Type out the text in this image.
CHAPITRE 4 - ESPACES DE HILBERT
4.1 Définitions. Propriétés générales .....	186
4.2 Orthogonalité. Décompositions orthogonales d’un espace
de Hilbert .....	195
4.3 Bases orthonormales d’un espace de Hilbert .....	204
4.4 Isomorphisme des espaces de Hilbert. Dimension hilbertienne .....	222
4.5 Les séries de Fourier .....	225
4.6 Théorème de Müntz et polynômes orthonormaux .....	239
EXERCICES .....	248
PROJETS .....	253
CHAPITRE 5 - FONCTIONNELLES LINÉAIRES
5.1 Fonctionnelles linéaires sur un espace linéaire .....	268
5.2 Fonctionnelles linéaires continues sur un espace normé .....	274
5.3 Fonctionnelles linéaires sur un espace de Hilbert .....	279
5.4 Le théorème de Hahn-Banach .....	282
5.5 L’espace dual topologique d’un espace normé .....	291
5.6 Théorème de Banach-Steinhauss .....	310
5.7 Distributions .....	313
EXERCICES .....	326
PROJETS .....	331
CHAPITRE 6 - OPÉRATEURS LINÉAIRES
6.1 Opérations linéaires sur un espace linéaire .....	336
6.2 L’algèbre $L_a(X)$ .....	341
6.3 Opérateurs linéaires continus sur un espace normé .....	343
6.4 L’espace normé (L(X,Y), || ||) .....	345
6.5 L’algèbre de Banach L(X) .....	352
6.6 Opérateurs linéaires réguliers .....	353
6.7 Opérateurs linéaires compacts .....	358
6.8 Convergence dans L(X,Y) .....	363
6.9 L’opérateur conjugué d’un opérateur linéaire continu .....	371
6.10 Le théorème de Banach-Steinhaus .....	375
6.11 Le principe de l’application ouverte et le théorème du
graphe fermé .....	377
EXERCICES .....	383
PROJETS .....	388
************
Brief
Reproduce every line of the data verbatim.

Exercise result
Type out the text in this image.
CHAPITRE 4 - ESPACES DE HILBERT
4.1 Définitions. Propriétés générales .....	186
4.2 Orthogonalité. Décompositions orthogonales d’un espace
de Hilbert .....	195
4.3 Bases orthonormales d’un espace de Hilbert .....	204
4.4 Isomorphisme des espaces de Hilbert. Dimension hilbertienne .....	222
4.5 Les séries de Fourier .....	225
4.6 Théorème de Müntz et polynômes orthonormaux .....	239
EXERCICES .....	248
PROJETS .....	253
CHAPITRE 5 - FONCTIONNELLES LINÉAIRES
5.1 Fonctionnelles linéaires sur un espace linéaire .....	268
5.2 Fonctionnelles linéaires continues sur un espace normé .....	274
5.3 Fonctionnelles linéaires sur un espace de Hilbert .....	279
5.4 Le théorème de Hahn-Banach .....	282
5.5 L’espace dual topologique d’un espace normé .....	291
5.6 Théorème de Banach-Steinhauss .....	310
5.7 Distributions .....	313
EXERCICES .....	326
PROJETS .....	331
CHAPITRE 6 - OPÉRATEURS LINÉAIRES
6.1 Opérations linéaires sur un espace linéaire .....	336
6.2 L’algèbre $L_a(X)$ .....	341
6.3 Opérateurs linéaires continus sur un espace normé .....	343
6.4 L’espace normé (L(X,Y), || ||) .....	345
6.5 L’algèbre de Banach L(X) .....	352
6.6 Opérateurs linéaires réguliers .....	353
6.7 Opérateurs linéaires compacts .....	358
6.8 Convergence dans L(X,Y) .....	363
6.9 L’opérateur conjugué d’un opérateur linéaire continu .....	371
6.10 Le théorème de Banach-Steinhaus .....	375
6.11 Le principe de l’application ouverte et le théorème du
graphe fermé .....	377
EXERCICES .....	383
PROJETS .....	388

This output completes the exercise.